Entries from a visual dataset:
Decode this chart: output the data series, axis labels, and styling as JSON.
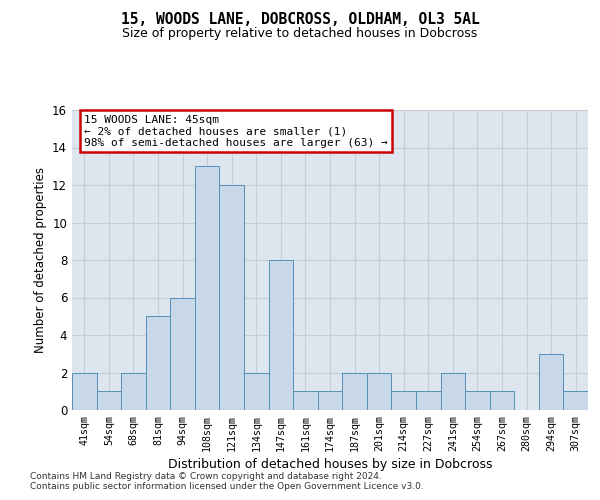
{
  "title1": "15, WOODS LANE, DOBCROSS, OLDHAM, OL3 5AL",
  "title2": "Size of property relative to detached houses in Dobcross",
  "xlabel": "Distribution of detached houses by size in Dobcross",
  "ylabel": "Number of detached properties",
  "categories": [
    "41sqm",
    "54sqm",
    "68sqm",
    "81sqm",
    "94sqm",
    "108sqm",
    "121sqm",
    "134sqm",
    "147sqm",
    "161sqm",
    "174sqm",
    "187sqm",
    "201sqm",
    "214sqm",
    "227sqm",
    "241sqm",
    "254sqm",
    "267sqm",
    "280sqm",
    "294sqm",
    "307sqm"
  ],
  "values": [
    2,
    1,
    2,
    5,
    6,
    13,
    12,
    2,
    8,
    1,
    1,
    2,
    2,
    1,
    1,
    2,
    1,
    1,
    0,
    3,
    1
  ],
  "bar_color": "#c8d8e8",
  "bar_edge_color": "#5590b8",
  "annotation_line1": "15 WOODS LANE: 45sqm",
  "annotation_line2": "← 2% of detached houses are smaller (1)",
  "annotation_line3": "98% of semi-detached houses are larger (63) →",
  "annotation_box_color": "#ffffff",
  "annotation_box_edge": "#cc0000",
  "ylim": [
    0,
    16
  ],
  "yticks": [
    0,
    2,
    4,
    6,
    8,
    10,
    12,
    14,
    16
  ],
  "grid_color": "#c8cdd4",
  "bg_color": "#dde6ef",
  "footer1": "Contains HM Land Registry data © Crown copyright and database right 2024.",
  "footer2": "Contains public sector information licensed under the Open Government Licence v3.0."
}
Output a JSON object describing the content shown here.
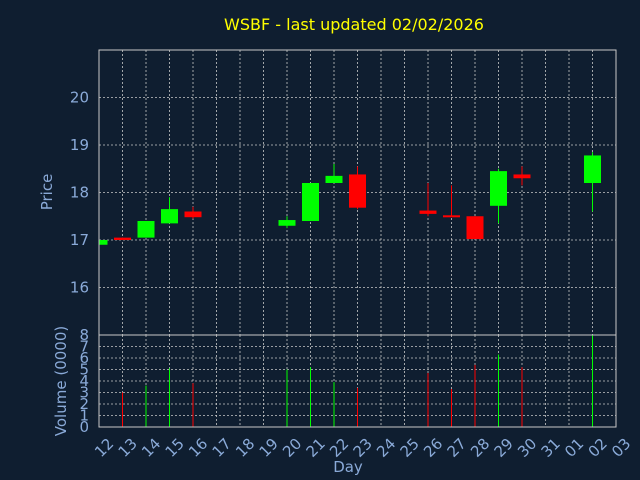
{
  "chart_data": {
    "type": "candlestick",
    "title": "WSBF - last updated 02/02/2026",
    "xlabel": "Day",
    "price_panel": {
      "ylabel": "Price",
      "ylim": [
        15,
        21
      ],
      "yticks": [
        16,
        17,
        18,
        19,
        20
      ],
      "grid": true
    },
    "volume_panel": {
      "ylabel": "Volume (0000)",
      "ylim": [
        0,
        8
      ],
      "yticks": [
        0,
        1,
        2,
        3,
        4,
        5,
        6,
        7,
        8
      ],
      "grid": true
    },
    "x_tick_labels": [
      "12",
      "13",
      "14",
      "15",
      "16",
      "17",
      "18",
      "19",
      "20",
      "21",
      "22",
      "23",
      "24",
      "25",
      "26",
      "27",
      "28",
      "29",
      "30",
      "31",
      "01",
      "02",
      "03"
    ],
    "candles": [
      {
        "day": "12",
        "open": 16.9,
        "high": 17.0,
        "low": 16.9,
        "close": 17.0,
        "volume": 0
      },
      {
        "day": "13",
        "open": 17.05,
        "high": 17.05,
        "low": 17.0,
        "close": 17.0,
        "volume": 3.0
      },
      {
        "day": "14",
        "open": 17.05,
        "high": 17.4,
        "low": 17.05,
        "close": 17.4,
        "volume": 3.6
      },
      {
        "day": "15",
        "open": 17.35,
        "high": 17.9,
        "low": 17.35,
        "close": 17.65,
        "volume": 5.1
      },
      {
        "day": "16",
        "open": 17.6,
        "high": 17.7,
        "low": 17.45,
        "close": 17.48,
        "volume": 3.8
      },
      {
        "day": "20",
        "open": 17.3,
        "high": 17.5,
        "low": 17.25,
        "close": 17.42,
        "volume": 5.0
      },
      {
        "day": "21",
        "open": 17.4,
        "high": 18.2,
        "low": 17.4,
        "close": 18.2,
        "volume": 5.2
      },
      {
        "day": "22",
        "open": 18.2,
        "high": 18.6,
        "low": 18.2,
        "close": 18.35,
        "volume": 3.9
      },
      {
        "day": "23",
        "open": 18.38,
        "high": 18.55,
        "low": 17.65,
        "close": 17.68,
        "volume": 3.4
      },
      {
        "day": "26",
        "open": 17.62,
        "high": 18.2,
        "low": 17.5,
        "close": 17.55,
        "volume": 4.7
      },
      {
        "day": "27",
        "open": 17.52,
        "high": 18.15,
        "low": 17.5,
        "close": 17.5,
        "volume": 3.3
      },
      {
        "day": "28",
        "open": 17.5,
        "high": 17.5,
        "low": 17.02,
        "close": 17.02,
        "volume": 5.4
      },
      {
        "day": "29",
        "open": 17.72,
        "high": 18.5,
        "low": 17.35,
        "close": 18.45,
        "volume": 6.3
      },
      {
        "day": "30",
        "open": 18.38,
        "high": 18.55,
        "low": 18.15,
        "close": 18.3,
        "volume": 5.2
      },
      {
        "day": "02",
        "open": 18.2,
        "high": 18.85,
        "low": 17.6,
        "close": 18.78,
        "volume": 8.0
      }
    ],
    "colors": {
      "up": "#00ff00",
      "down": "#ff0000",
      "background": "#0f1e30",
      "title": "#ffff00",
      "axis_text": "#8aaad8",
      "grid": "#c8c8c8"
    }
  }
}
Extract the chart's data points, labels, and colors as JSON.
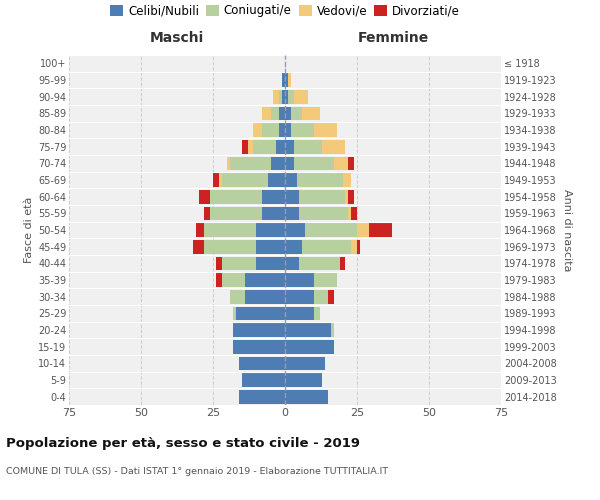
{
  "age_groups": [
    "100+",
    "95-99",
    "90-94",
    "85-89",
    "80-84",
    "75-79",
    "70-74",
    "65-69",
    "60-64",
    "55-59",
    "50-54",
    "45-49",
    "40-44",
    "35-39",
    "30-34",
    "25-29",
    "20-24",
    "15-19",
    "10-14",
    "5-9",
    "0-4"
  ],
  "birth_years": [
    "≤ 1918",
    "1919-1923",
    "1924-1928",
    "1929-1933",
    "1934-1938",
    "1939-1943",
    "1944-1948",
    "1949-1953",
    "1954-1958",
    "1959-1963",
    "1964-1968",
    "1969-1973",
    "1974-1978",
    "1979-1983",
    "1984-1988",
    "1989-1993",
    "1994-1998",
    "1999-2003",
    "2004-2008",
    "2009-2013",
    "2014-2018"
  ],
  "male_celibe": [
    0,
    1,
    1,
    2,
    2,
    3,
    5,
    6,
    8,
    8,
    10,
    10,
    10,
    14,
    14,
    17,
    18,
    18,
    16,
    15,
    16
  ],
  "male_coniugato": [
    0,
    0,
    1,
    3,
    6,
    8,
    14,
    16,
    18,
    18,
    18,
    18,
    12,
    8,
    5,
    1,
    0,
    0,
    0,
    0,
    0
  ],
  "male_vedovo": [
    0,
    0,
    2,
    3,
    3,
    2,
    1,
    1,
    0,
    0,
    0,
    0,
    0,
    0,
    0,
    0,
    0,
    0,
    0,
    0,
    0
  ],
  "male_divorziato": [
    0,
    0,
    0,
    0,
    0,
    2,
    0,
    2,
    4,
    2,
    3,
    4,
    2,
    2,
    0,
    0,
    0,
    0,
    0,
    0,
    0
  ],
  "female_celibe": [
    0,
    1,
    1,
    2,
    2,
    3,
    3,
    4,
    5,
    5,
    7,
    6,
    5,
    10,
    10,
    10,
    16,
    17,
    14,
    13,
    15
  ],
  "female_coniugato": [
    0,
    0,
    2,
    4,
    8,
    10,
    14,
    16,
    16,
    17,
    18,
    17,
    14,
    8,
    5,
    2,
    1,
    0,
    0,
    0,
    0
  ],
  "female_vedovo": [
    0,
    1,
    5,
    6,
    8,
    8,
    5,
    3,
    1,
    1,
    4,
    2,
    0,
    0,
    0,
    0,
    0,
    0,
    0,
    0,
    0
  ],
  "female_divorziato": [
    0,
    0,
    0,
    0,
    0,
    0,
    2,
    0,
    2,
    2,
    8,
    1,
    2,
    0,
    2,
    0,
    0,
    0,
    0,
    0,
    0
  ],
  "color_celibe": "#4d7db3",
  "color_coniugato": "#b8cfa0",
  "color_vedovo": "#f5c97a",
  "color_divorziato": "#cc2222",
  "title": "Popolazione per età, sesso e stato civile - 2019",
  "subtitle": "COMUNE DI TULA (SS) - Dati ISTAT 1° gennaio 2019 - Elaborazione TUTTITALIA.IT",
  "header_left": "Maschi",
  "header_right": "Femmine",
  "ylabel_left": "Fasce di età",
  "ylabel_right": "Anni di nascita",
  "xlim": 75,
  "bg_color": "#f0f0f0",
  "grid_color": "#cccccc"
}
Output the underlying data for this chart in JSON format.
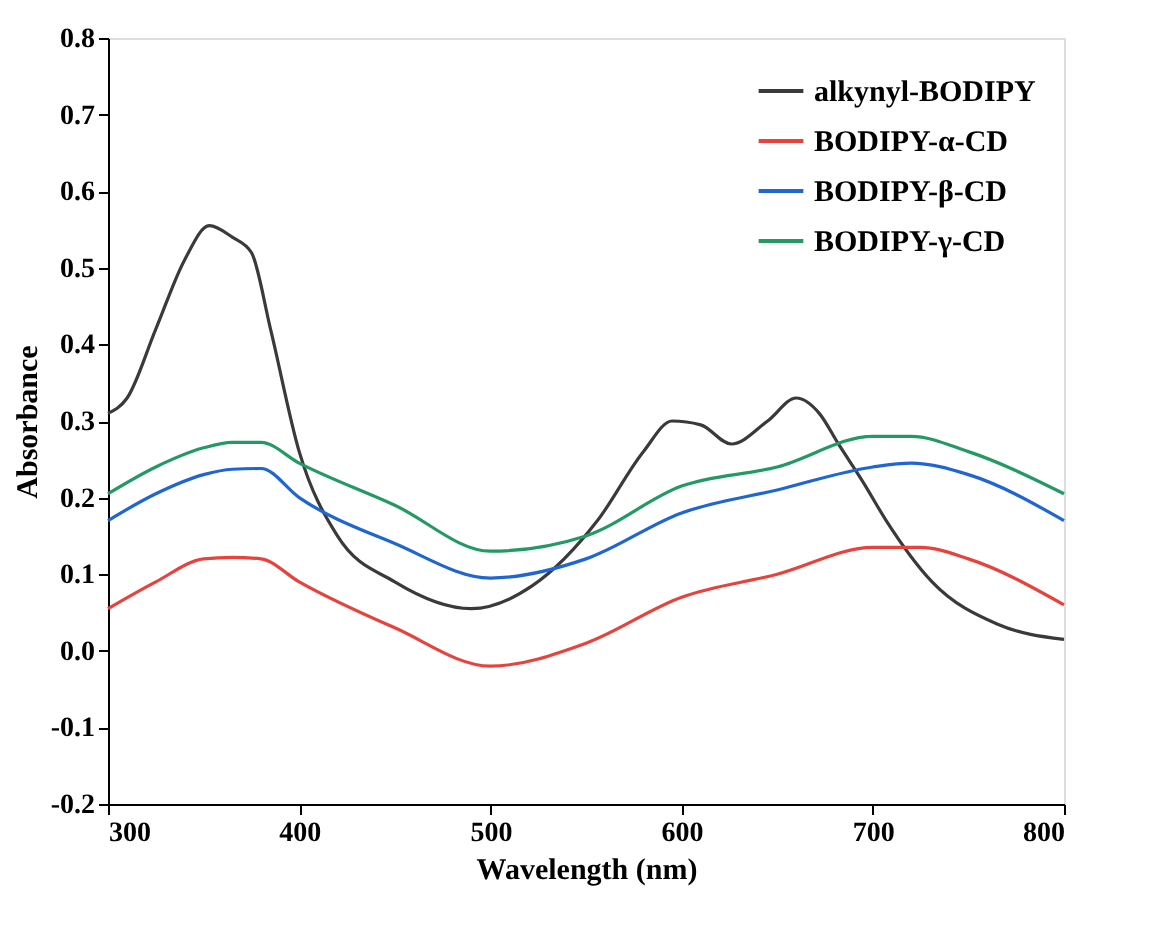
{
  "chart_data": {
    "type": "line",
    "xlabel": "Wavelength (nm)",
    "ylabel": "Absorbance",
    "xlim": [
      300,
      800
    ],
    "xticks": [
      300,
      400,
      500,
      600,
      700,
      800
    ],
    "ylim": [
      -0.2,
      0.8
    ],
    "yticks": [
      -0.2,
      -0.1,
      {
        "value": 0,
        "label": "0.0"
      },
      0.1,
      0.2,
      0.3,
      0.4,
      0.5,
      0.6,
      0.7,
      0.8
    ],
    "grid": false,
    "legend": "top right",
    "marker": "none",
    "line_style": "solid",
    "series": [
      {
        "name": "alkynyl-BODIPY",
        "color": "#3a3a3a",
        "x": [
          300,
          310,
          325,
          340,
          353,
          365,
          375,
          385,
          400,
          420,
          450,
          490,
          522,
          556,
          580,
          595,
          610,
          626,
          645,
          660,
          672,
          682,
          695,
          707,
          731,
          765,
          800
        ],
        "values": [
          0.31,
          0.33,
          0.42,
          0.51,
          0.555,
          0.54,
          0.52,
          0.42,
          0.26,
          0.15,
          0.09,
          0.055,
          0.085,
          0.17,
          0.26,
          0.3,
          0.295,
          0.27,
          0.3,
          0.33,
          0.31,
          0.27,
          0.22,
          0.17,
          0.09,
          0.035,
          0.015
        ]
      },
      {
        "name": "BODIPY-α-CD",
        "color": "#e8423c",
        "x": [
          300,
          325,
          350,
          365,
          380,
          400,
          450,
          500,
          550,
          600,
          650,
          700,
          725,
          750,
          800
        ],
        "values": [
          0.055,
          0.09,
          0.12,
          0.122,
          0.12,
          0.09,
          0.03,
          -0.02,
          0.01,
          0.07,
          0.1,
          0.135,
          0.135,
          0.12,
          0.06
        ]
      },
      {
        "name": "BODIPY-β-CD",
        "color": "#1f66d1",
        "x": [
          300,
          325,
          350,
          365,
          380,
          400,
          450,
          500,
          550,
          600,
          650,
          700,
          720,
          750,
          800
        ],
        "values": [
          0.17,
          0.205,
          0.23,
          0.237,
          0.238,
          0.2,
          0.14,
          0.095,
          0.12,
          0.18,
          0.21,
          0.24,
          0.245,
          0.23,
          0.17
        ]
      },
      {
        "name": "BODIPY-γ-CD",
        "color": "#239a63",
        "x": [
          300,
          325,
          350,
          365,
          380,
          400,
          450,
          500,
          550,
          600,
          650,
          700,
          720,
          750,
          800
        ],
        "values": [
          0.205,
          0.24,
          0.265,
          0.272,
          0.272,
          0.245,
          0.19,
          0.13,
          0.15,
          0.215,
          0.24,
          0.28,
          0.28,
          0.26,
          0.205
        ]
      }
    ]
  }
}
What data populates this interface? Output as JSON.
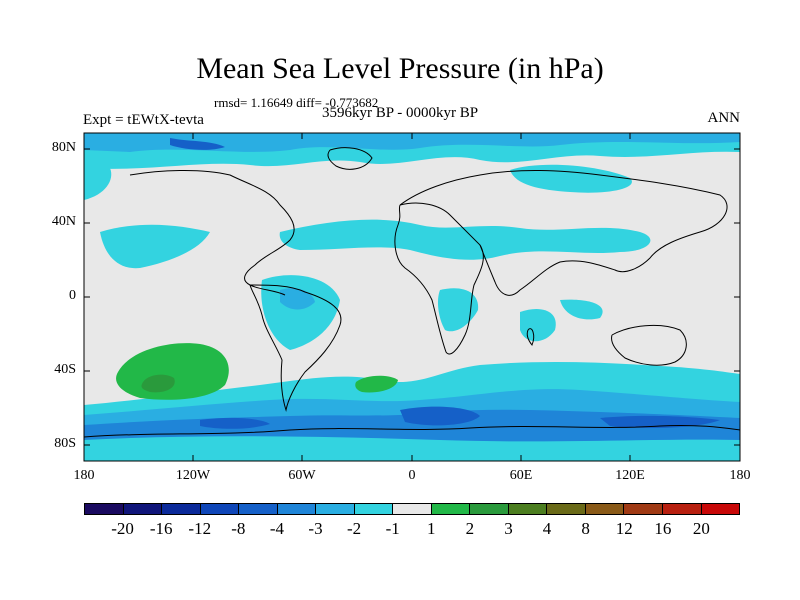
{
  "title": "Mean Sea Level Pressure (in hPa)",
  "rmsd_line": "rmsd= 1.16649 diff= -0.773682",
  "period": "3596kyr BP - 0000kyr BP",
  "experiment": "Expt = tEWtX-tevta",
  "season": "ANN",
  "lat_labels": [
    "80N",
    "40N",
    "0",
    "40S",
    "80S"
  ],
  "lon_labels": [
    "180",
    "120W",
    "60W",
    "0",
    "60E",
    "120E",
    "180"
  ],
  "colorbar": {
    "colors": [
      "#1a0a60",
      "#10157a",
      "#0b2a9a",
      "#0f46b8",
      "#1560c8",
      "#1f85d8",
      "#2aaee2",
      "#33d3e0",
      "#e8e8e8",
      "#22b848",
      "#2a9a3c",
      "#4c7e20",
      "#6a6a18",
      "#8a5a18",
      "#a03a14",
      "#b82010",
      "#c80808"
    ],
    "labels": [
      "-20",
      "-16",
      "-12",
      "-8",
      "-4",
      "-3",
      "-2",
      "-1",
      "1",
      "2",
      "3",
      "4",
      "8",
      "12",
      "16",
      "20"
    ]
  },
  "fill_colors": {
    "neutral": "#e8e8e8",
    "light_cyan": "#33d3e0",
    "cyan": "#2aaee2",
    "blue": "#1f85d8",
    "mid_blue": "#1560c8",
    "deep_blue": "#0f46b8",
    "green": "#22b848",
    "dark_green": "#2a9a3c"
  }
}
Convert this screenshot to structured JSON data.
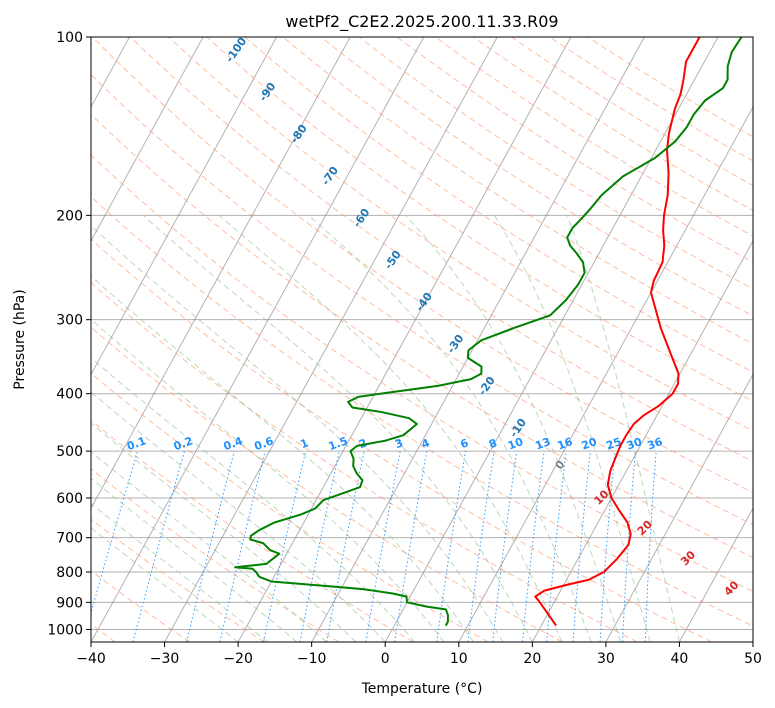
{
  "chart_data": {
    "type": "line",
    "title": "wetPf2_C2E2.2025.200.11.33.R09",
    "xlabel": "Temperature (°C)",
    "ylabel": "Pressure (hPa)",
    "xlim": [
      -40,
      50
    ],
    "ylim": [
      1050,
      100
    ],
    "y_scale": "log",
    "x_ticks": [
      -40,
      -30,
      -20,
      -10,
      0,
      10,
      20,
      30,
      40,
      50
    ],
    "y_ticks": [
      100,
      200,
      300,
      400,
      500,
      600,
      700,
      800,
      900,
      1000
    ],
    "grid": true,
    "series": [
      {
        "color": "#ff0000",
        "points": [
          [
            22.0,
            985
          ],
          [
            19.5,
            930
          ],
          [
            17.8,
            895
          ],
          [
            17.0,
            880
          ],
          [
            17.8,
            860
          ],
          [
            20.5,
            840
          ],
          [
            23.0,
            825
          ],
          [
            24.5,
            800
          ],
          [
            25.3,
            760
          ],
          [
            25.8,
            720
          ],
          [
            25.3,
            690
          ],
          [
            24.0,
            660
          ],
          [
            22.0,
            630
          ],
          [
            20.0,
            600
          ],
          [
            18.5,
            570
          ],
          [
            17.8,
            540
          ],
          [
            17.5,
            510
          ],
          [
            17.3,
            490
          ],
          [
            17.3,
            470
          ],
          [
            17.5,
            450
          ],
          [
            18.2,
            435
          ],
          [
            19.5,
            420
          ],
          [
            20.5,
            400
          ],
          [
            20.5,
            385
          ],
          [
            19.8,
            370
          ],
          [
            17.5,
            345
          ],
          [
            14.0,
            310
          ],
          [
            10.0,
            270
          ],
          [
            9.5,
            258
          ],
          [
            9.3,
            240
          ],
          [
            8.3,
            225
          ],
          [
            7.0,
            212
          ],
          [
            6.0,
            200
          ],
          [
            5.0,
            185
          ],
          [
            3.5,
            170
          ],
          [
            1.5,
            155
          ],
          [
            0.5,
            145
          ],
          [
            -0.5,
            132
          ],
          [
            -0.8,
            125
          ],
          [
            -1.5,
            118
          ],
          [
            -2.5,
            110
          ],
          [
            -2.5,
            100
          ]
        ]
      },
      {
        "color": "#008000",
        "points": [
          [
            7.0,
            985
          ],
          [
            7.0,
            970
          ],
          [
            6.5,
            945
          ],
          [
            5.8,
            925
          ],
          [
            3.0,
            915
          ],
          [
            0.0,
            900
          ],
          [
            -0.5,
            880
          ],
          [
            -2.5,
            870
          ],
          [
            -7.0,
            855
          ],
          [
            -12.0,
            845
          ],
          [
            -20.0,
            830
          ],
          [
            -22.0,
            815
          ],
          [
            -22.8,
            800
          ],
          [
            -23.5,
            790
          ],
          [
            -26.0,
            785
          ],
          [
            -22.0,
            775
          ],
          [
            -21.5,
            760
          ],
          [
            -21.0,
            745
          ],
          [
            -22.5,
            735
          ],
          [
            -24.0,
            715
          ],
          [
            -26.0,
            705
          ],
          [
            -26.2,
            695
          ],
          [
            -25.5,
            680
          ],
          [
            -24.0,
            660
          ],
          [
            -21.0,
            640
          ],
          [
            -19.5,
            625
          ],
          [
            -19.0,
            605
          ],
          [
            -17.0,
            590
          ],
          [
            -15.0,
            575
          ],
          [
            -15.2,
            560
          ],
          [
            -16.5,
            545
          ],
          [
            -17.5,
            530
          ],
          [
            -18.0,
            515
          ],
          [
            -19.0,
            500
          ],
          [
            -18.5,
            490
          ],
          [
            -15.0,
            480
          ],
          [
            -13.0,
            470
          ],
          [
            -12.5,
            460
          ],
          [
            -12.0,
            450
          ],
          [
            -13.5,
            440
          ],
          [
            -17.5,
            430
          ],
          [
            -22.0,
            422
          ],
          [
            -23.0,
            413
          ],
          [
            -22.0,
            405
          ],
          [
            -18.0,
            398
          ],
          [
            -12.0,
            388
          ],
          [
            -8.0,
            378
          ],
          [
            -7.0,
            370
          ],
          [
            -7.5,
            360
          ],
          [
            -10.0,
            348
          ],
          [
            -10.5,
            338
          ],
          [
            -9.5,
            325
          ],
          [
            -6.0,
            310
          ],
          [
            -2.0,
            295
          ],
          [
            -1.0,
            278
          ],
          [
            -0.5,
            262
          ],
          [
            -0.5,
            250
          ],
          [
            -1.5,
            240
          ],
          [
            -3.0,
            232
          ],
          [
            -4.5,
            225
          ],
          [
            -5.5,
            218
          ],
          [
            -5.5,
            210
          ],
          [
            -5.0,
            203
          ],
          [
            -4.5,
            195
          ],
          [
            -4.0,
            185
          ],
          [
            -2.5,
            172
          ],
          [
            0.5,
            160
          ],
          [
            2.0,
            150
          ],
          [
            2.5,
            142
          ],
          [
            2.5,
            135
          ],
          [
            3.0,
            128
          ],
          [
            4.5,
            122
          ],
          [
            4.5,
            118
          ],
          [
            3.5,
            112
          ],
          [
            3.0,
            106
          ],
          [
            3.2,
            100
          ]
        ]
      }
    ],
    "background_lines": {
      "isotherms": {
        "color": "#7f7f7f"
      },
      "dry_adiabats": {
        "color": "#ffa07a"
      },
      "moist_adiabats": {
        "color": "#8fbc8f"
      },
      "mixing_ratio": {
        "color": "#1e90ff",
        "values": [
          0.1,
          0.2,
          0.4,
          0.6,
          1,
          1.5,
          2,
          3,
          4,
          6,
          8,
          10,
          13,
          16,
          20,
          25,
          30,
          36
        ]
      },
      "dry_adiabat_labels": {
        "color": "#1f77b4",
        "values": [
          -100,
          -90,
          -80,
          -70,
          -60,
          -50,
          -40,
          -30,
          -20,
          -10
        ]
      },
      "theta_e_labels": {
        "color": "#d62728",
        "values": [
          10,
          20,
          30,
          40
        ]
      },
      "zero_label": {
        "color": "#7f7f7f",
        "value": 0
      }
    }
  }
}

> [Task objective]
Show all lines above holding "WOODS".

> [Task solution]
  "title1": "15, WOODS LANE, DOBCROSS, OLDHAM, OL3 5AL",
  "annotation_line1": "15 WOODS LANE: 45sqm",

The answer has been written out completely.